## Exercise directions:
It is required that all of the data be written out exactly.

## Available records:
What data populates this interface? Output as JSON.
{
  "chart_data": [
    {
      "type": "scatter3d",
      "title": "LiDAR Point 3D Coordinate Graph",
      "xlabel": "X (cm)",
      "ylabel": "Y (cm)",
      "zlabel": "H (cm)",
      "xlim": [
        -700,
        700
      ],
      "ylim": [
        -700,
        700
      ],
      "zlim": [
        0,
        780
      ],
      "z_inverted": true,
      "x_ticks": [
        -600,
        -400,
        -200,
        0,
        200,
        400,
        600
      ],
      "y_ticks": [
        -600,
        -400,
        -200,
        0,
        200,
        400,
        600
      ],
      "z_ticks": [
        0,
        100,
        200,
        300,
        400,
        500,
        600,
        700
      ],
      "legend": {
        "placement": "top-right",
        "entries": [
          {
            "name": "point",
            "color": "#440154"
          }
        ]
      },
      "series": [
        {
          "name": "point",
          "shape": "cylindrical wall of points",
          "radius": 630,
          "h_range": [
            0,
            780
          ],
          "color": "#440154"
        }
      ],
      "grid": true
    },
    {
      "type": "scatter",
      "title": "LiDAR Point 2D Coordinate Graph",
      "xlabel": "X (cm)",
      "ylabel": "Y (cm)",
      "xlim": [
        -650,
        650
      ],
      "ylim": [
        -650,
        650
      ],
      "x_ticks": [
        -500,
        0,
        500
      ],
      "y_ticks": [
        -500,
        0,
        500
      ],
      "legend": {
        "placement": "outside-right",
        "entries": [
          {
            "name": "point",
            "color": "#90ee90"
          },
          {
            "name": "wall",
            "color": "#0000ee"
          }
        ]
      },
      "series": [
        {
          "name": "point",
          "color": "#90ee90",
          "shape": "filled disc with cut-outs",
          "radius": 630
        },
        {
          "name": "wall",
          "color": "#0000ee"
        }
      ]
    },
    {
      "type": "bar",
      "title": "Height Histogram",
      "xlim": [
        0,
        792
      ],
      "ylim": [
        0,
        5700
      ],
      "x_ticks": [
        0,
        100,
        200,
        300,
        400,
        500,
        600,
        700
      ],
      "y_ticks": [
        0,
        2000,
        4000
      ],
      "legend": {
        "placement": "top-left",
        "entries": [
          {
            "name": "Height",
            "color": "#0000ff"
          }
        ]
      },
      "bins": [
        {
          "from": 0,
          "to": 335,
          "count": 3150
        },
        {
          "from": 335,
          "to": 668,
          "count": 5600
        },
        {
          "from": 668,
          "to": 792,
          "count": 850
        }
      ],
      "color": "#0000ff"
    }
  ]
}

## Written solution:
What data populates this interface? Output as JSON.
{
  "chart_data": [
    {
      "type": "scatter3d",
      "title": "LiDAR Point 3D Coordinate Graph",
      "xlabel": "X (cm)",
      "ylabel": "Y (cm)",
      "zlabel": "H (cm)",
      "xlim": [
        -700,
        700
      ],
      "ylim": [
        -700,
        700
      ],
      "zlim": [
        0,
        780
      ],
      "z_inverted": true,
      "x_ticks": [
        -600,
        -400,
        -200,
        0,
        200,
        400,
        600
      ],
      "y_ticks": [
        -600,
        -400,
        -200,
        0,
        200,
        400,
        600
      ],
      "z_ticks": [
        0,
        100,
        200,
        300,
        400,
        500,
        600,
        700
      ],
      "legend": {
        "placement": "top-right",
        "entries": [
          {
            "name": "point",
            "color": "#440154"
          }
        ]
      },
      "series": [
        {
          "name": "point",
          "shape": "cylindrical wall of points",
          "radius": 630,
          "h_range": [
            0,
            780
          ],
          "color": "#440154"
        }
      ],
      "grid": true
    },
    {
      "type": "scatter",
      "title": "LiDAR Point 2D Coordinate Graph",
      "xlabel": "X (cm)",
      "ylabel": "Y (cm)",
      "xlim": [
        -650,
        650
      ],
      "ylim": [
        -650,
        650
      ],
      "x_ticks": [
        -500,
        0,
        500
      ],
      "y_ticks": [
        -500,
        0,
        500
      ],
      "legend": {
        "placement": "outside-right",
        "entries": [
          {
            "name": "point",
            "color": "#90ee90"
          },
          {
            "name": "wall",
            "color": "#0000ee"
          }
        ]
      },
      "series": [
        {
          "name": "point",
          "color": "#90ee90",
          "shape": "filled disc with cut-outs",
          "radius": 630
        },
        {
          "name": "wall",
          "color": "#0000ee"
        }
      ]
    },
    {
      "type": "bar",
      "title": "Height Histogram",
      "xlim": [
        0,
        792
      ],
      "ylim": [
        0,
        5700
      ],
      "x_ticks": [
        0,
        100,
        200,
        300,
        400,
        500,
        600,
        700
      ],
      "y_ticks": [
        0,
        2000,
        4000
      ],
      "legend": {
        "placement": "top-left",
        "entries": [
          {
            "name": "Height",
            "color": "#0000ff"
          }
        ]
      },
      "bins": [
        {
          "from": 0,
          "to": 335,
          "count": 3150
        },
        {
          "from": 335,
          "to": 668,
          "count": 5600
        },
        {
          "from": 668,
          "to": 792,
          "count": 850
        }
      ],
      "color": "#0000ff"
    }
  ]
}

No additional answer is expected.